▸ **Exercise task**:
Do not carry the pictures over; copy every other part of the entries exactly.

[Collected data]
──────────────────────────────

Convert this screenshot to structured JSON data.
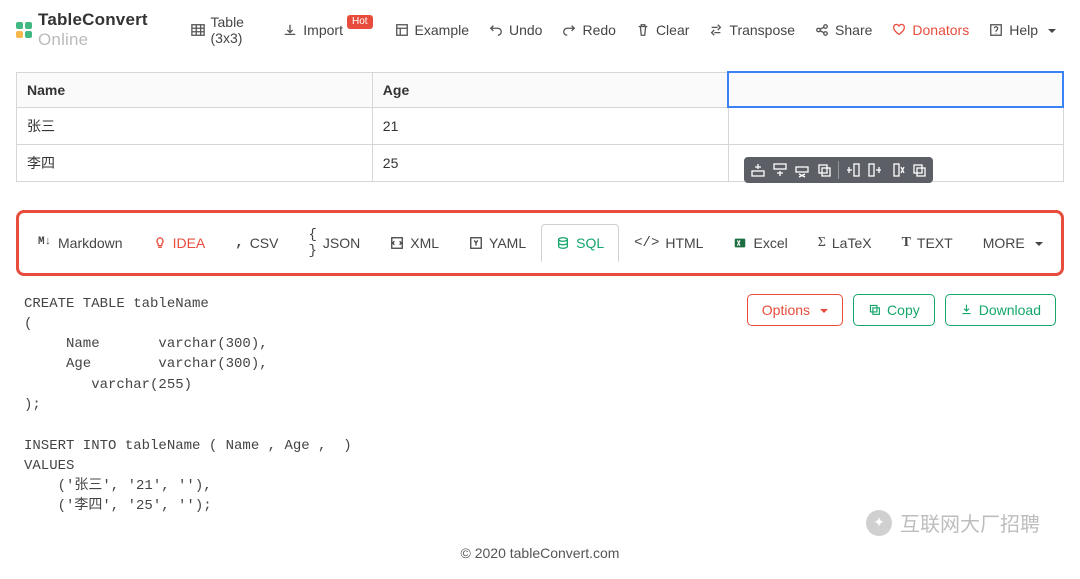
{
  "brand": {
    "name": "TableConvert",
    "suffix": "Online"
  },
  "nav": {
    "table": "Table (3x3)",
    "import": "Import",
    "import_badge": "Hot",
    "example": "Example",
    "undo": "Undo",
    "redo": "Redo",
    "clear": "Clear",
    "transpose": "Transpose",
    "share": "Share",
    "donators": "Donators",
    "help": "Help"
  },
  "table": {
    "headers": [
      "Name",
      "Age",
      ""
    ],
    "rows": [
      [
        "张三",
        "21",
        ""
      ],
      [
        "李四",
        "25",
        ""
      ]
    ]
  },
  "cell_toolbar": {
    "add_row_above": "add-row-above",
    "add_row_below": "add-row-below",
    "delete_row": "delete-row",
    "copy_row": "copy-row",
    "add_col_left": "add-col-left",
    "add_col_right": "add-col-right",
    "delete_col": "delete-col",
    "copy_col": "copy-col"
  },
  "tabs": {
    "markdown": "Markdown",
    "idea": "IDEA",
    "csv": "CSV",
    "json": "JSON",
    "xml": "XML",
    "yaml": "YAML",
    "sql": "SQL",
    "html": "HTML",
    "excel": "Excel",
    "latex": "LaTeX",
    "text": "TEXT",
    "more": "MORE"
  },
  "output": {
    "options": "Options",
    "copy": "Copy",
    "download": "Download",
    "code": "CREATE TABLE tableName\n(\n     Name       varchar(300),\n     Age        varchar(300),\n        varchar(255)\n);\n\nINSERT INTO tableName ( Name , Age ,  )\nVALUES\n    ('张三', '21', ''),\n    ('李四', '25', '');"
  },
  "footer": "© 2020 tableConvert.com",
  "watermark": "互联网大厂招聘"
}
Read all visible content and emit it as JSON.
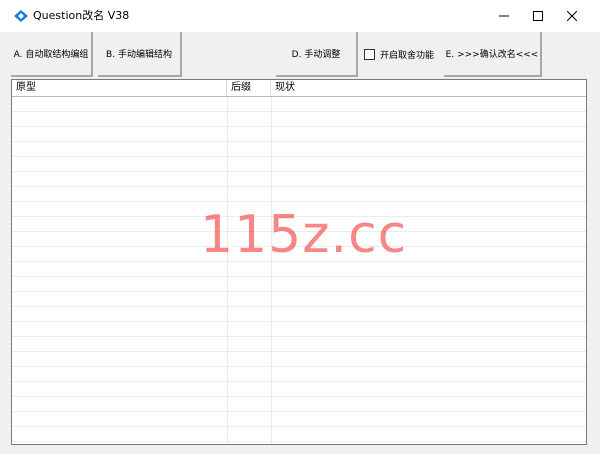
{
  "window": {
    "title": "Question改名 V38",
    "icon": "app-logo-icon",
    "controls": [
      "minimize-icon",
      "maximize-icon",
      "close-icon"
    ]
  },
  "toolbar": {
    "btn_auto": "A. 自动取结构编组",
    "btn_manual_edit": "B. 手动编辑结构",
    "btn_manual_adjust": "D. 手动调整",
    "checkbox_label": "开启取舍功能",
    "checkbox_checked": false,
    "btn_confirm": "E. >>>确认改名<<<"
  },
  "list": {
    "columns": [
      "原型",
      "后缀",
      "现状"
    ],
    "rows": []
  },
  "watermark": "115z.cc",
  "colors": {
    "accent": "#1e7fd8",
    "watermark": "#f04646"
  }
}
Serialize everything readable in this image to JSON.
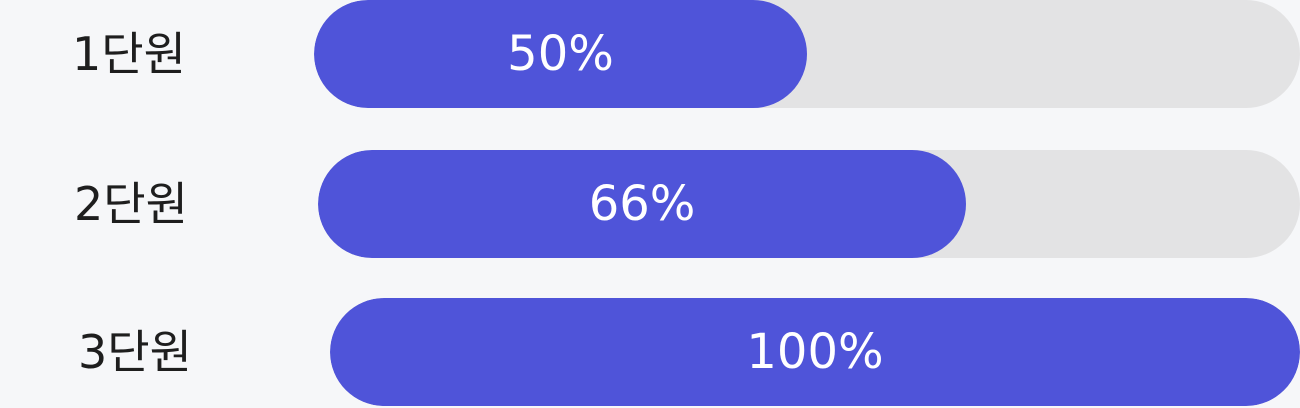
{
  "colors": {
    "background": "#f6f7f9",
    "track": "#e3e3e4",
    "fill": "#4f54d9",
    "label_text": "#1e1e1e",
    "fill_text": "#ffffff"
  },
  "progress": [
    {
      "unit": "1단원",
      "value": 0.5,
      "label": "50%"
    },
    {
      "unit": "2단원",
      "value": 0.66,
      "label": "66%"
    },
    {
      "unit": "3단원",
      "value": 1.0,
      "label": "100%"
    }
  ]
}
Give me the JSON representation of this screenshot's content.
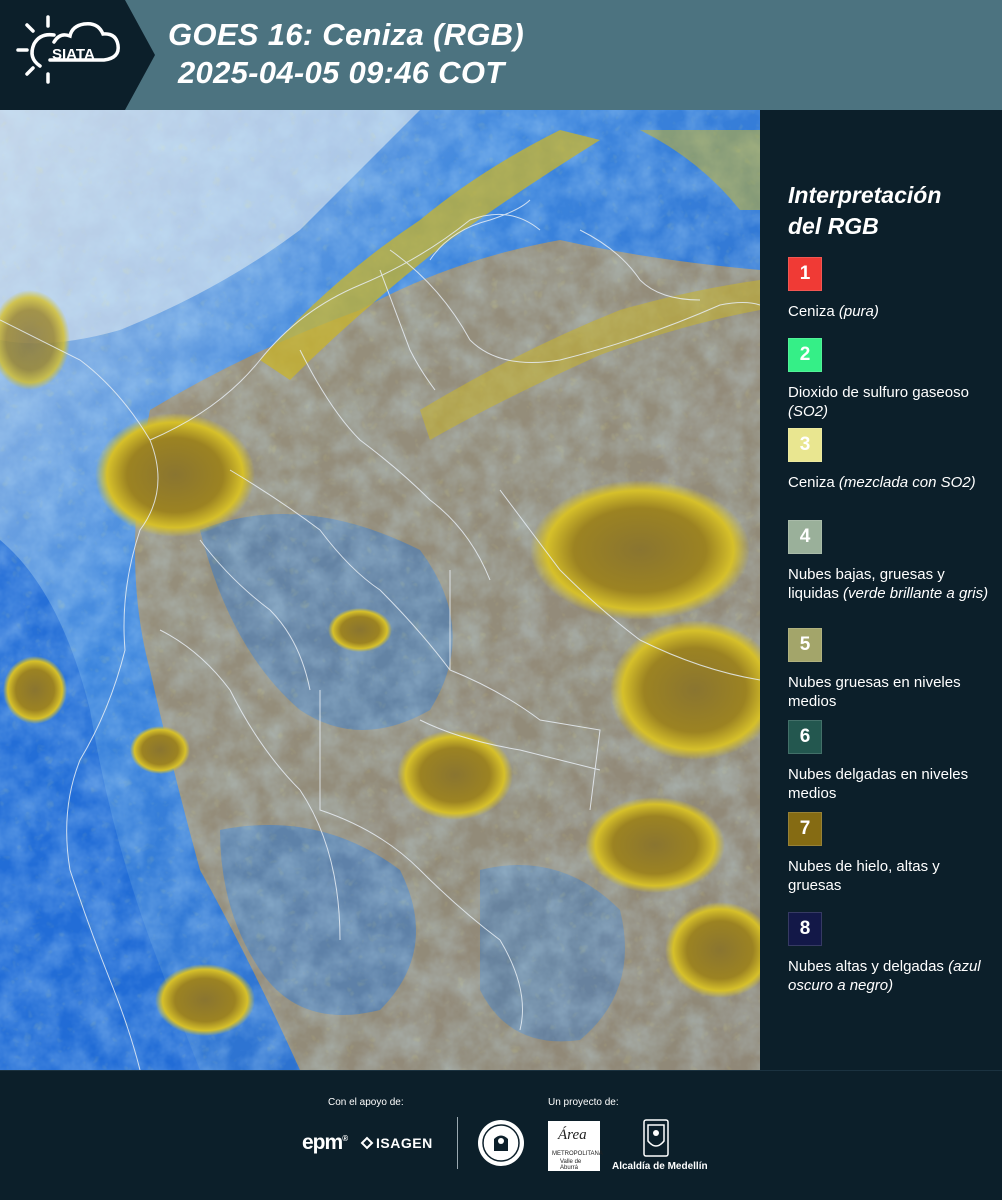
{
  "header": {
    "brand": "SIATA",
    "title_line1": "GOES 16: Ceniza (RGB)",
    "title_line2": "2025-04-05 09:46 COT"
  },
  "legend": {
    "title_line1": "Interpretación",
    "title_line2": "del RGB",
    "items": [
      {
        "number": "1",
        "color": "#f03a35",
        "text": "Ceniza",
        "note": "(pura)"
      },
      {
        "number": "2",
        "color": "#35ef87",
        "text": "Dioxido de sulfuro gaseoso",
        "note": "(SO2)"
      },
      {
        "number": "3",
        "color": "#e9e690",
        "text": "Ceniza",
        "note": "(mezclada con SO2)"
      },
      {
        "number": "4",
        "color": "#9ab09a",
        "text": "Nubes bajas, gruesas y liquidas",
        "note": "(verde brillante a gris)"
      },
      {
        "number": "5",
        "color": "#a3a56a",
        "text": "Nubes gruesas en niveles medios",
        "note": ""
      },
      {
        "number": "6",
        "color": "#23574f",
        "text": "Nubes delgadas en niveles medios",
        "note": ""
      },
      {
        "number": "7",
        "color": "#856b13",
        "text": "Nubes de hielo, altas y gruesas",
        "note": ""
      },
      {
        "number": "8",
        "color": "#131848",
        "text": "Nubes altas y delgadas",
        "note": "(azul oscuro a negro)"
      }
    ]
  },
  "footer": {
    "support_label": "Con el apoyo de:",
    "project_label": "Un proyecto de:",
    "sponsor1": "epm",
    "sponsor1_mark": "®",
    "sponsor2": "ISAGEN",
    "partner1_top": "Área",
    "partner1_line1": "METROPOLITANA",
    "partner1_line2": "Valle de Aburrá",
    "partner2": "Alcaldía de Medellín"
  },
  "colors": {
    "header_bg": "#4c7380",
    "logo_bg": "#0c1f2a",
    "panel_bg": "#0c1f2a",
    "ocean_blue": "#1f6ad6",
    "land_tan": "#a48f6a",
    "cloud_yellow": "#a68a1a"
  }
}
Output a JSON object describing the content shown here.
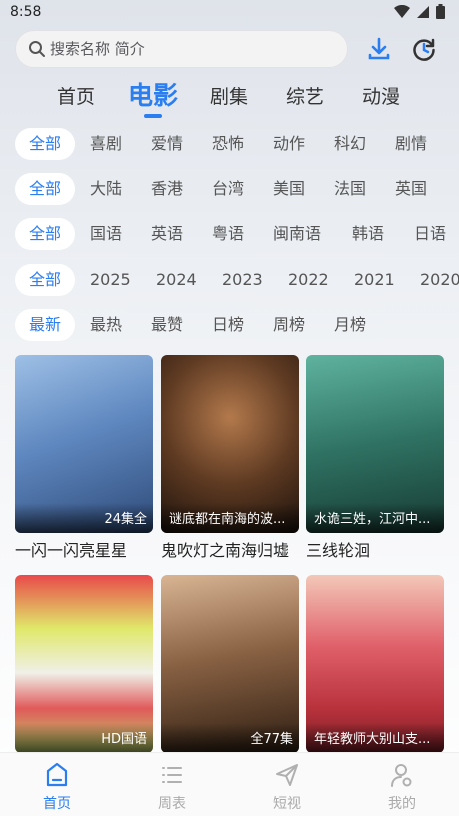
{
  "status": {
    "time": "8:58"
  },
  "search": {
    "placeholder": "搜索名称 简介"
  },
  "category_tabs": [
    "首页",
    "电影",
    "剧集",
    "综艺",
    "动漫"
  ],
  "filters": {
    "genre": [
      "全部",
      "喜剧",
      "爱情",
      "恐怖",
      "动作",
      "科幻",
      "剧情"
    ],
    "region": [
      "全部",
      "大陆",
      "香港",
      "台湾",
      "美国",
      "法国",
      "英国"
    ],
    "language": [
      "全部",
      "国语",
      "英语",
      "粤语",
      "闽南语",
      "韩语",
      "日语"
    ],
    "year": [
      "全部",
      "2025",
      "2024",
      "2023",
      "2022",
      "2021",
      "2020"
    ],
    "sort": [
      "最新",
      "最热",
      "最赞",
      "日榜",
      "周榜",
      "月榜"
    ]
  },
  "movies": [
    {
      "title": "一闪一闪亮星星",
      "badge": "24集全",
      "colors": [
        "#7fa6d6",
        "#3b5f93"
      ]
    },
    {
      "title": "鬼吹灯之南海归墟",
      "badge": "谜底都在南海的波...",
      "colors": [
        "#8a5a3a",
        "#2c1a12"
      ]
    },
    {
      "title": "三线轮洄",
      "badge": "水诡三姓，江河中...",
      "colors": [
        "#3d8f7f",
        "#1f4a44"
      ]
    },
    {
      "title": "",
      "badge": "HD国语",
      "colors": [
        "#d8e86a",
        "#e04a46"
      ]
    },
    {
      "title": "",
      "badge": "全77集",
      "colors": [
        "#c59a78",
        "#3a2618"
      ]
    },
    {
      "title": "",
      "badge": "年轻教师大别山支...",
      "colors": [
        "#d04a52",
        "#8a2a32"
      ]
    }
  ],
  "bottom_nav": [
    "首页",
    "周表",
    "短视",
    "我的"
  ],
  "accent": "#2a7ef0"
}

──────────────────────────────

▸ **Expected output**:
Convert this screenshot to structured JSON data.
{
  "brand": {
    "name": "TableConvert",
    "suffix": "Online"
  },
  "nav": {
    "table": "Table (3x3)",
    "import": "Import",
    "import_badge": "Hot",
    "example": "Example",
    "undo": "Undo",
    "redo": "Redo",
    "clear": "Clear",
    "transpose": "Transpose",
    "share": "Share",
    "donators": "Donators",
    "help": "Help"
  },
  "table": {
    "headers": [
      "Name",
      "Age",
      ""
    ],
    "rows": [
      [
        "张三",
        "21",
        ""
      ],
      [
        "李四",
        "25",
        ""
      ]
    ]
  },
  "cell_toolbar": {
    "add_row_above": "add-row-above",
    "add_row_below": "add-row-below",
    "delete_row": "delete-row",
    "copy_row": "copy-row",
    "add_col_left": "add-col-left",
    "add_col_right": "add-col-right",
    "delete_col": "delete-col",
    "copy_col": "copy-col"
  },
  "tabs": {
    "markdown": "Markdown",
    "idea": "IDEA",
    "csv": "CSV",
    "json": "JSON",
    "xml": "XML",
    "yaml": "YAML",
    "sql": "SQL",
    "html": "HTML",
    "excel": "Excel",
    "latex": "LaTeX",
    "text": "TEXT",
    "more": "MORE"
  },
  "output": {
    "options": "Options",
    "copy": "Copy",
    "download": "Download",
    "code": "CREATE TABLE tableName\n(\n     Name       varchar(300),\n     Age        varchar(300),\n        varchar(255)\n);\n\nINSERT INTO tableName ( Name , Age ,  )\nVALUES\n    ('张三', '21', ''),\n    ('李四', '25', '');"
  },
  "footer": "© 2020 tableConvert.com",
  "watermark": "互联网大厂招聘"
}
Read all visible content and emit it as JSON.
{
  "window": {
    "title": "Question改名 V38",
    "icon": "app-logo-icon",
    "controls": [
      "minimize-icon",
      "maximize-icon",
      "close-icon"
    ]
  },
  "toolbar": {
    "btn_auto": "A. 自动取结构编组",
    "btn_manual_edit": "B. 手动编辑结构",
    "btn_manual_adjust": "D. 手动调整",
    "checkbox_label": "开启取舍功能",
    "checkbox_checked": false,
    "btn_confirm": "E. >>>确认改名<<<"
  },
  "list": {
    "columns": [
      "原型",
      "后缀",
      "现状"
    ],
    "rows": []
  },
  "watermark": "115z.cc",
  "colors": {
    "accent": "#1e7fd8",
    "watermark": "#f04646"
  }
}
Serialize everything readable in this image to JSON.
{
  "colors": {
    "background": "#f6f7f9",
    "track": "#e3e3e4",
    "fill": "#4f54d9",
    "label_text": "#1e1e1e",
    "fill_text": "#ffffff"
  },
  "progress": [
    {
      "unit": "1단원",
      "value": 0.5,
      "label": "50%"
    },
    {
      "unit": "2단원",
      "value": 0.66,
      "label": "66%"
    },
    {
      "unit": "3단원",
      "value": 1.0,
      "label": "100%"
    }
  ]
}
Give me the JSON representation of this screenshot's content.
{
  "header": {
    "brand": "SIATA",
    "title_line1": "GOES 16: Ceniza (RGB)",
    "title_line2": "2025-04-05 09:46 COT"
  },
  "legend": {
    "title_line1": "Interpretación",
    "title_line2": "del RGB",
    "items": [
      {
        "number": "1",
        "color": "#f03a35",
        "text": "Ceniza",
        "note": "(pura)"
      },
      {
        "number": "2",
        "color": "#35ef87",
        "text": "Dioxido de sulfuro gaseoso",
        "note": "(SO2)"
      },
      {
        "number": "3",
        "color": "#e9e690",
        "text": "Ceniza",
        "note": "(mezclada con SO2)"
      },
      {
        "number": "4",
        "color": "#9ab09a",
        "text": "Nubes bajas, gruesas y liquidas",
        "note": "(verde brillante a gris)"
      },
      {
        "number": "5",
        "color": "#a3a56a",
        "text": "Nubes gruesas en niveles medios",
        "note": ""
      },
      {
        "number": "6",
        "color": "#23574f",
        "text": "Nubes delgadas en niveles medios",
        "note": ""
      },
      {
        "number": "7",
        "color": "#856b13",
        "text": "Nubes de hielo, altas y gruesas",
        "note": ""
      },
      {
        "number": "8",
        "color": "#131848",
        "text": "Nubes altas y delgadas",
        "note": "(azul oscuro a negro)"
      }
    ]
  },
  "footer": {
    "support_label": "Con el apoyo de:",
    "project_label": "Un proyecto de:",
    "sponsor1": "epm",
    "sponsor1_mark": "®",
    "sponsor2": "ISAGEN",
    "partner1_top": "Área",
    "partner1_line1": "METROPOLITANA",
    "partner1_line2": "Valle de Aburrá",
    "partner2": "Alcaldía de Medellín"
  },
  "colors": {
    "header_bg": "#4c7380",
    "logo_bg": "#0c1f2a",
    "panel_bg": "#0c1f2a",
    "ocean_blue": "#1f6ad6",
    "land_tan": "#a48f6a",
    "cloud_yellow": "#a68a1a"
  }
}
Output a JSON object describing the content shown here.
{
  "status": {
    "time": "8:58"
  },
  "search": {
    "placeholder": "搜索名称 简介"
  },
  "category_tabs": [
    "首页",
    "电影",
    "剧集",
    "综艺",
    "动漫"
  ],
  "filters": {
    "genre": [
      "全部",
      "喜剧",
      "爱情",
      "恐怖",
      "动作",
      "科幻",
      "剧情"
    ],
    "region": [
      "全部",
      "大陆",
      "香港",
      "台湾",
      "美国",
      "法国",
      "英国"
    ],
    "language": [
      "全部",
      "国语",
      "英语",
      "粤语",
      "闽南语",
      "韩语",
      "日语"
    ],
    "year": [
      "全部",
      "2025",
      "2024",
      "2023",
      "2022",
      "2021",
      "2020"
    ],
    "sort": [
      "最新",
      "最热",
      "最赞",
      "日榜",
      "周榜",
      "月榜"
    ]
  },
  "movies": [
    {
      "title": "一闪一闪亮星星",
      "badge": "24集全",
      "colors": [
        "#7fa6d6",
        "#3b5f93"
      ]
    },
    {
      "title": "鬼吹灯之南海归墟",
      "badge": "谜底都在南海的波...",
      "colors": [
        "#8a5a3a",
        "#2c1a12"
      ]
    },
    {
      "title": "三线轮洄",
      "badge": "水诡三姓，江河中...",
      "colors": [
        "#3d8f7f",
        "#1f4a44"
      ]
    },
    {
      "title": "",
      "badge": "HD国语",
      "colors": [
        "#d8e86a",
        "#e04a46"
      ]
    },
    {
      "title": "",
      "badge": "全77集",
      "colors": [
        "#c59a78",
        "#3a2618"
      ]
    },
    {
      "title": "",
      "badge": "年轻教师大别山支...",
      "colors": [
        "#d04a52",
        "#8a2a32"
      ]
    }
  ],
  "bottom_nav": [
    "首页",
    "周表",
    "短视",
    "我的"
  ],
  "accent": "#2a7ef0"
}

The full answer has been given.